Starting at the line containing "size-y-tick-label-50: 50 <box>128" and stopping after the line containing "size-bar-a5-1-2-mm: A5 1–2", rewrite those lines of the data with "mm" renamed to "millimeters" and nothing else altered.

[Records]
[Begin]

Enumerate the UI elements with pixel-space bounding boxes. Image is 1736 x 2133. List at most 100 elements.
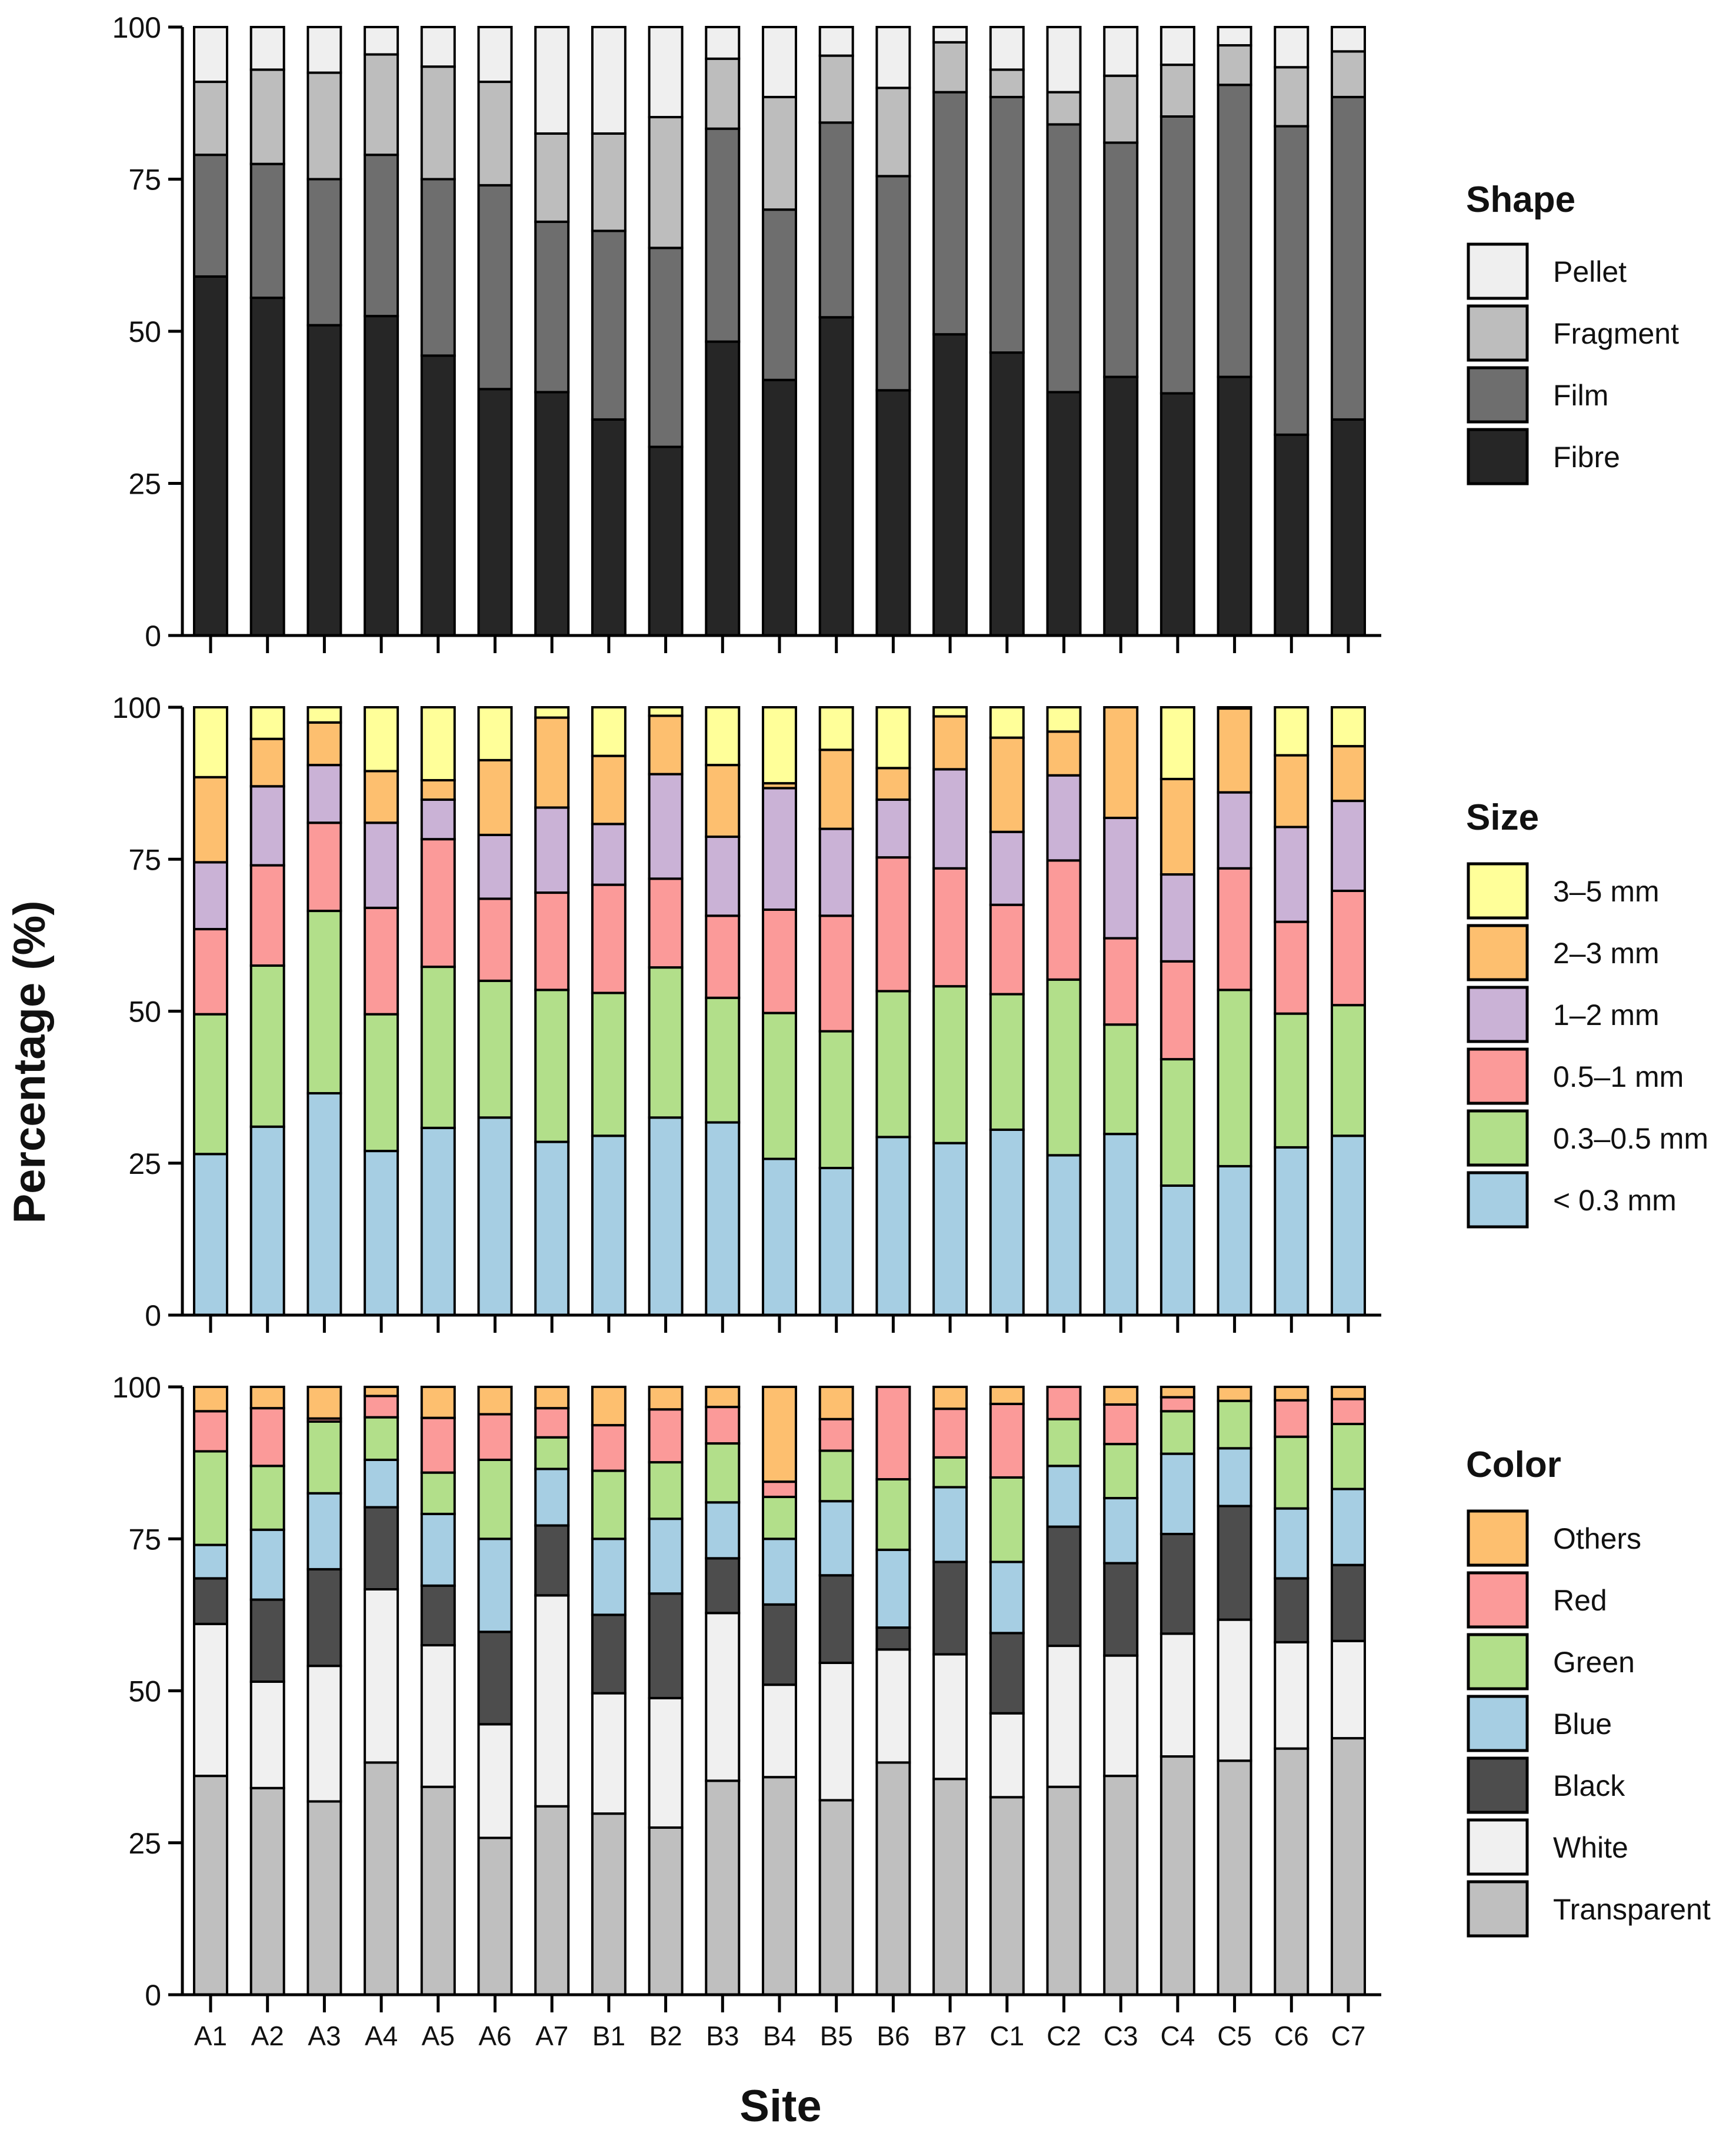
size-y-tick-label-50: 50 <box>128 996 161 1029</box>
color-bar-b7-red: B7 Red: 8% <box>932 1407 968 1459</box>
size-bar-c7-1-2-mm: C7 1–2 mm: 14.8% <box>1331 800 1366 892</box>
shape-bar-a3-pellet: A3 Pellet: 7.5% <box>306 26 342 74</box>
color-bar-a4-blue: A4 Blue: 7.8% <box>364 1458 399 1509</box>
color-bar-b7-blue: B7 Blue: 12.3% <box>932 1486 968 1563</box>
color-bar-b2-black: B2 Black: 17.2% <box>648 1592 684 1699</box>
size-bar-a5-1-2-mm: A5 1–2 mm: 6.5% <box>420 798 456 841</box>
size-bar-b3-0-5-1-mm: B3 0.5–1 mm: 13.5% <box>705 914 741 999</box>
size-bar-a1-0-3-0-5-mm: A1 0.3–0.5 mm: 23% <box>193 1013 228 1156</box>
x-tick-label-c2: C2 <box>1047 2021 1081 2051</box>
color-bar-a4-transparent: A4 Transparent: 38.2% <box>364 1761 399 1996</box>
color-bar-c7-green: C7 Green: 10.7% <box>1331 1423 1366 1490</box>
size-bar-c2-3-5-mm: C2 3–5 mm: 4% <box>1046 706 1082 733</box>
color-bar-b7-transparent: B7 Transparent: 35.5% <box>932 1778 968 1996</box>
color-bar-c4-transparent: C4 Transparent: 39.2% <box>1159 1755 1195 1996</box>
color-bar-c7-transparent: C7 Transparent: 42.2% <box>1331 1737 1366 1996</box>
shape-bar-c5-fragment: C5 Fragment: 6.5% <box>1217 44 1252 86</box>
color-bar-a7-white: A7 White: 34.7% <box>534 1594 570 1808</box>
shape-bar-b4-film: B4 Film: 28% <box>762 208 797 381</box>
size-bar-a2-0-3-mm: A2 < 0.3 mm: 31% <box>249 1125 285 1317</box>
size-bar-b7-0-5-1-mm: B7 0.5–1 mm: 19.4% <box>932 867 968 988</box>
x-tick-label-a6: A6 <box>478 2021 511 2051</box>
color-bar-b6-black: B6 Black: 3.6% <box>875 1626 911 1651</box>
shape-bar-a5-fibre: A5 Fibre: 46% <box>420 354 456 637</box>
shape-bar-a7-pellet: A7 Pellet: 17.5% <box>534 26 570 135</box>
size-bar-a3-0-3-mm: A3 < 0.3 mm: 36.5% <box>306 1092 342 1316</box>
size-bar-a1-3-5-mm: A1 3–5 mm: 11.5% <box>193 706 228 778</box>
shape-bar-b3-film: B3 Film: 35% <box>705 127 741 343</box>
color-legend-label-white: White <box>1553 1831 1628 1864</box>
shape-legend-swatch-film <box>1467 366 1529 424</box>
size-bar-a7-1-2-mm: A7 1–2 mm: 14% <box>534 806 570 894</box>
shape-bar-c2-fragment: C2 Fragment: 5.3% <box>1046 91 1082 126</box>
color-bar-a5-red: A5 Red: 9% <box>420 1416 456 1474</box>
color-bar-c6-blue: C6 Blue: 11.5% <box>1274 1507 1310 1580</box>
shape-bar-b6-fibre: B6 Fibre: 40.3% <box>875 389 911 637</box>
color-legend-label-others: Others <box>1553 1522 1641 1555</box>
size-bar-c6-2-3-mm: C6 2–3 mm: 11.8% <box>1274 754 1310 828</box>
size-bar-a7-2-3-mm: A7 2–3 mm: 14.8% <box>534 716 570 809</box>
size-bar-c7-0-5-1-mm: C7 0.5–1 mm: 18.8% <box>1331 889 1366 1007</box>
shape-bar-c5-fibre: C5 Fibre: 42.5% <box>1217 375 1252 637</box>
size-bar-b3-0-3-mm: B3 < 0.3 mm: 31.7% <box>705 1121 741 1316</box>
size-bar-b5-0-3-mm: B5 < 0.3 mm: 24.2% <box>818 1167 854 1317</box>
size-bar-c6-3-5-mm: C6 3–5 mm: 7.9% <box>1274 706 1310 757</box>
shape-bar-a7-fibre: A7 Fibre: 40% <box>534 391 570 637</box>
size-bar-b7-3-5-mm: B7 3–5 mm: 1.5% <box>932 706 968 718</box>
color-bar-b5-red: B5 Red: 5.2% <box>818 1417 854 1452</box>
shape-bar-a4-fragment: A4 Fragment: 16.5% <box>364 53 399 157</box>
size-bar-b4-0-5-1-mm: B4 0.5–1 mm: 17% <box>762 908 797 1014</box>
color-legend-swatch-green <box>1467 1633 1529 1691</box>
color-bar-a5-transparent: A5 Transparent: 34.2% <box>420 1785 456 1996</box>
color-bar-c4-red: C4 Red: 2.3% <box>1159 1396 1195 1413</box>
color-bar-a6-others: A6 Others: 4.5% <box>477 1386 513 1416</box>
y-axis-title: Percentage (%) <box>5 900 55 1223</box>
shape-bar-b4-fragment: B4 Fragment: 18.5% <box>762 95 797 211</box>
color-bar-a7-green: A7 Green: 5.2% <box>534 1436 570 1470</box>
color-bar-a2-green: A2 Green: 10.5% <box>249 1465 285 1531</box>
color-bar-b3-others: B3 Others: 3.3% <box>705 1386 741 1409</box>
size-bar-c7-0-3-mm: C7 < 0.3 mm: 29.5% <box>1331 1134 1366 1316</box>
x-tick-label-c5: C5 <box>1217 2021 1252 2051</box>
size-bar-a4-0-5-1-mm: A4 0.5–1 mm: 17.5% <box>364 906 399 1016</box>
size-bar-b5-2-3-mm: B5 2–3 mm: 13% <box>818 748 854 830</box>
color-bar-a1-transparent: A1 Transparent: 36% <box>193 1775 228 1996</box>
shape-legend-swatch-fibre <box>1467 428 1529 485</box>
color-y-tick-label-25: 25 <box>128 1827 161 1860</box>
size-bar-a6-0-5-1-mm: A6 0.5–1 mm: 13.5% <box>477 897 513 982</box>
shape-bar-b1-pellet: B1 Pellet: 17.5% <box>591 26 627 135</box>
color-bar-c6-white: C6 White: 17.5% <box>1274 1640 1310 1750</box>
size-bar-b2-0-3-0-5-mm: B2 0.3–0.5 mm: 24.7% <box>648 966 684 1119</box>
size-bar-a1-0-5-1-mm: A1 0.5–1 mm: 14% <box>193 928 228 1016</box>
shape-bar-a1-fibre: A1 Fibre: 59% <box>193 275 228 637</box>
shape-bar-c6-pellet: C6 Pellet: 6.6% <box>1274 26 1310 69</box>
color-bar-a2-blue: A2 Blue: 11.5% <box>249 1528 285 1601</box>
color-bar-b3-red: B3 Red: 6% <box>705 1406 741 1445</box>
color-bar-c2-white: C2 White: 23.2% <box>1046 1645 1082 1788</box>
size-bar-b1-3-5-mm: B1 3–5 mm: 8% <box>591 706 627 757</box>
size-legend-swatch-2-3-mm <box>1467 924 1529 981</box>
color-bar-c1-black: C1 Black: 13.2% <box>989 1632 1025 1715</box>
color-legend-label-green: Green <box>1553 1646 1635 1679</box>
size-bar-a4-0-3-0-5-mm: A4 0.3–0.5 mm: 22.5% <box>364 1013 399 1153</box>
size-y-tick-label-75: 75 <box>128 843 161 876</box>
shape-bar-a3-film: A3 Film: 24% <box>306 178 342 327</box>
color-bar-c6-green: C6 Green: 11.8% <box>1274 1435 1310 1510</box>
color-bar-a3-transparent: A3 Transparent: 31.8% <box>306 1800 342 1996</box>
shape-bar-c2-pellet: C2 Pellet: 10.7% <box>1046 26 1082 94</box>
shape-bar-b2-pellet: B2 Pellet: 14.8% <box>648 26 684 119</box>
shape-bar-a6-fragment: A6 Fragment: 17% <box>477 81 513 187</box>
size-bar-b6-3-5-mm: B6 3–5 mm: 10% <box>875 706 911 770</box>
color-bar-a1-white: A1 White: 25% <box>193 1622 228 1778</box>
color-bar-a4-white: A4 White: 28.5% <box>364 1588 399 1764</box>
shape-legend-swatch-pellet <box>1467 242 1529 300</box>
size-bar-a6-0-3-0-5-mm: A6 0.3–0.5 mm: 22.5% <box>477 979 513 1119</box>
size-bar-b2-1-2-mm: B2 1–2 mm: 17.2% <box>648 773 684 880</box>
size-bar-b1-1-2-mm: B1 1–2 mm: 10% <box>591 823 627 886</box>
color-bar-c5-blue: C5 Blue: 9.5% <box>1217 1447 1252 1508</box>
color-y-tick-label-50: 50 <box>128 1675 161 1708</box>
shape-legend-label-fragment: Fragment <box>1553 317 1679 350</box>
size-bar-c3-0-3-0-5-mm: C3 0.3–0.5 mm: 18% <box>1103 1023 1139 1136</box>
color-legend-label-blue: Blue <box>1553 1708 1612 1741</box>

[End]

[Solution for this problem]
size-y-tick-label-50: 50 <box>128 996 161 1029</box>
color-bar-b7-red: B7 Red: 8% <box>932 1407 968 1459</box>
size-bar-c7-1-2-millimeters: C7 1–2 millimeters: 14.8% <box>1331 800 1366 892</box>
shape-bar-a3-pellet: A3 Pellet: 7.5% <box>306 26 342 74</box>
color-bar-a4-blue: A4 Blue: 7.8% <box>364 1458 399 1509</box>
color-bar-b7-blue: B7 Blue: 12.3% <box>932 1486 968 1563</box>
color-bar-b2-black: B2 Black: 17.2% <box>648 1592 684 1699</box>
size-bar-a5-1-2-millimeters: A5 1–2 millimeters: 6.5% <box>420 798 456 841</box>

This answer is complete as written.